**Aim**
Set down all of the data exactly as it appears.

**Material for this task**
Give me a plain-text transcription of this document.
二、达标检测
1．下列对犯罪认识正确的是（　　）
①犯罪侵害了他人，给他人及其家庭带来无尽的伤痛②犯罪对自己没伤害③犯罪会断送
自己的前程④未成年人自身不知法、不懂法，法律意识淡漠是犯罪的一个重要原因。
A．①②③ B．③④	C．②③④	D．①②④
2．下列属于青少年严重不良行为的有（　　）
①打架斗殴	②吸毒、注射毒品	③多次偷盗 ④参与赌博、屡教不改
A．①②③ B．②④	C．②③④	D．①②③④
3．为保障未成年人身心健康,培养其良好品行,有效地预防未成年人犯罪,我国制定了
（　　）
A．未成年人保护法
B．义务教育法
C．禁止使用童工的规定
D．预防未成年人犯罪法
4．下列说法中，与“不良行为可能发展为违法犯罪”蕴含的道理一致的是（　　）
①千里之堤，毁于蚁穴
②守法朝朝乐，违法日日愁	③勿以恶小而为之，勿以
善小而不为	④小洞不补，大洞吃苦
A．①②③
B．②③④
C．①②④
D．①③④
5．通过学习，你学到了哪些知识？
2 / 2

**Full answer**
Give me a plain-text transcription of this document.
二、达标检测
1．下列对犯罪认识正确的是（　　）
①犯罪侵害了他人，给他人及其家庭带来无尽的伤痛②犯罪对自己没伤害③犯罪会断送
自己的前程④未成年人自身不知法、不懂法，法律意识淡漠是犯罪的一个重要原因。
A．①②③ B．③④	C．②③④	D．①②④
2．下列属于青少年严重不良行为的有（　　）
①打架斗殴	②吸毒、注射毒品	③多次偷盗 ④参与赌博、屡教不改
A．①②③ B．②④	C．②③④	D．①②③④
3．为保障未成年人身心健康,培养其良好品行,有效地预防未成年人犯罪,我国制定了
（　　）
A．未成年人保护法
B．义务教育法
C．禁止使用童工的规定
D．预防未成年人犯罪法
4．下列说法中，与“不良行为可能发展为违法犯罪”蕴含的道理一致的是（　　）
①千里之堤，毁于蚁穴
②守法朝朝乐，违法日日愁	③勿以恶小而为之，勿以
善小而不为	④小洞不补，大洞吃苦
A．①②③
B．②③④
C．①②④
D．①③④
5．通过学习，你学到了哪些知识？
2 / 2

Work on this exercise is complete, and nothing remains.